-- Begin Excerpted records --

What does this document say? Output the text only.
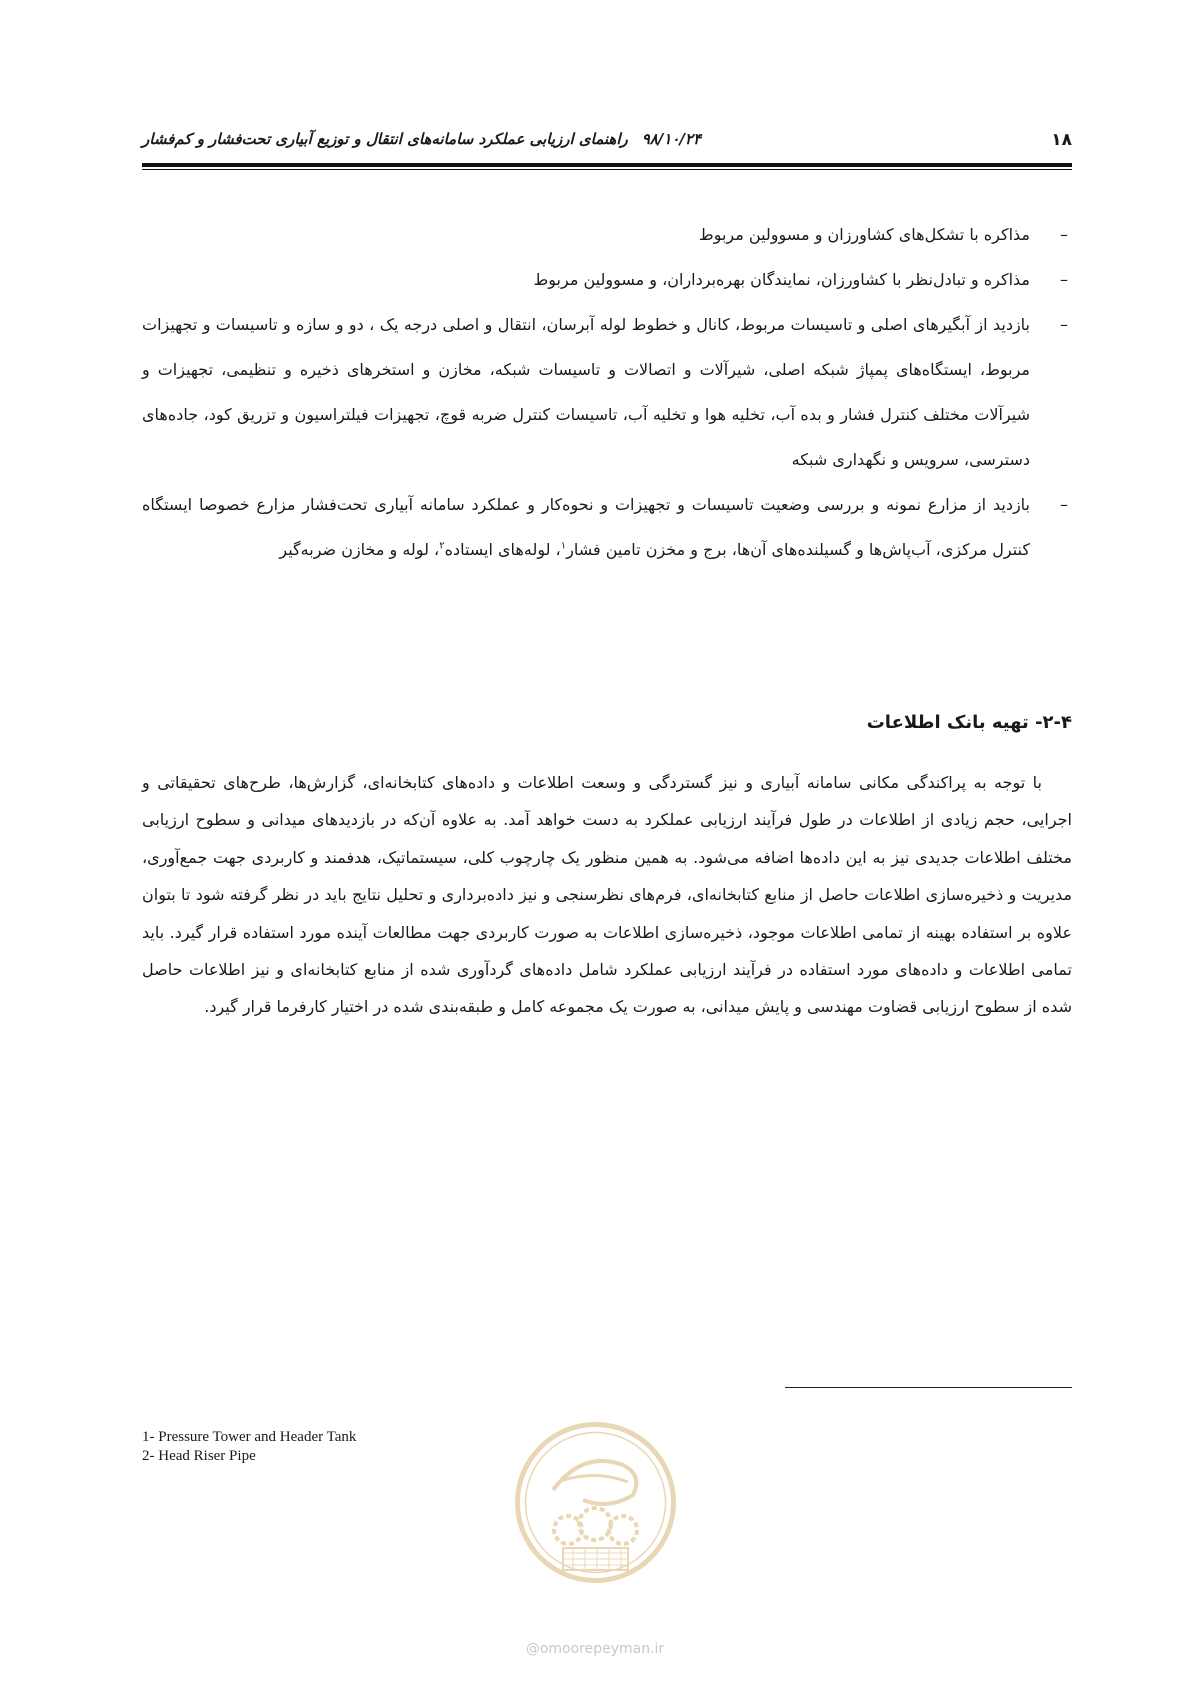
۱۸
۹۸/۱۰/۲۴راهنمای ارزیابی عملکرد سامانه‌های انتقال و توزیع آبیاری تحت‌فشار و کم‌فشار
–
مذاکره با تشکل‌های کشاورزان و مسوولین مربوط
–
مذاکره و تبادل‌نظر با کشاورزان، نمایندگان بهره‌برداران، و مسوولین مربوط
–
بازدید از آبگیرهای اصلی و تاسیسات مربوط، کانال و خطوط لوله آبرسان، انتقال و اصلی درجه یک ، دو و سازه و تاسیسات و تجهیزات مربوط، ایستگاه‌های پمپاژ شبکه اصلی، شیرآلات و اتصالات و تاسیسات شبکه، مخازن و استخرهای ذخیره و تنظیمی، تجهیزات و شیرآلات مختلف کنترل فشار و بده آب، تخلیه هوا و تخلیه آب، تاسیسات کنترل ضربه قوچ، تجهیزات فیلتراسیون و تزریق کود، جاده‌های دسترسی، سرویس و نگهداری شبکه
–
بازدید از مزارع نمونه و بررسی وضعیت تاسیسات و تجهیزات و نحوه‌کار و عملکرد سامانه آبیاری تحت‌فشار مزارع خصوصا ایستگاه کنترل مرکزی، آب‌پاش‌ها و گسیلنده‌های آن‌ها، برج و مخزن تامین فشار$^۱$، لوله‌های ایستاده$^۲$، لوله و مخازن ضربه‌گیر
۲-۴- تهیه بانک اطلاعات

با توجه به پراکندگی مکانی سامانه آبیاری و نیز گستردگی و وسعت اطلاعات و داده‌های کتابخانه‌ای، گزارش‌ها، طرح‌های تحقیقاتی و اجرایی، حجم زیادی از اطلاعات در طول فرآیند ارزیابی عملکرد به دست خواهد آمد. به علاوه آن‌که در بازدیدهای میدانی و سطوح ارزیابی مختلف اطلاعات جدیدی نیز به این داده‌ها اضافه می‌شود. به همین منظور یک چارچوب کلی، سیستماتیک، هدفمند و کاربردی جهت جمع‌آوری، مدیریت و ذخیره‌سازی اطلاعات حاصل از منابع کتابخانه‌ای، فرم‌های نظرسنجی و نیز داده‌برداری و تحلیل نتایج باید در نظر گرفته شود تا بتوان علاوه بر استفاده بهینه از تمامی اطلاعات موجود، ذخیره‌سازی اطلاعات به صورت کاربردی جهت مطالعات آینده مورد استفاده قرار گیرد. باید تمامی اطلاعات و داده‌های مورد استفاده در فرآیند ارزیابی عملکرد شامل داده‌های گردآوری شده از منابع کتابخانه‌ای و نیز اطلاعات حاصل شده از سطوح ارزیابی قضاوت مهندسی و پایش میدانی، به صورت یک مجموعه کامل و طبقه‌بندی شده در اختیار کارفرما قرار گیرد.

1- Pressure Tower and Header Tank
2- Head Riser Pipe
@omoorepeyman.ir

-- End Excerpted records --

> [Written problem]:
Report every line containing the word "کشاورزان" from the listing above.

> [Task result]:
مذاکره با تشکل‌های کشاورزان و مسوولین مربوط
مذاکره و تبادل‌نظر با کشاورزان، نمایندگان بهره‌برداران، و مسوولین مربوط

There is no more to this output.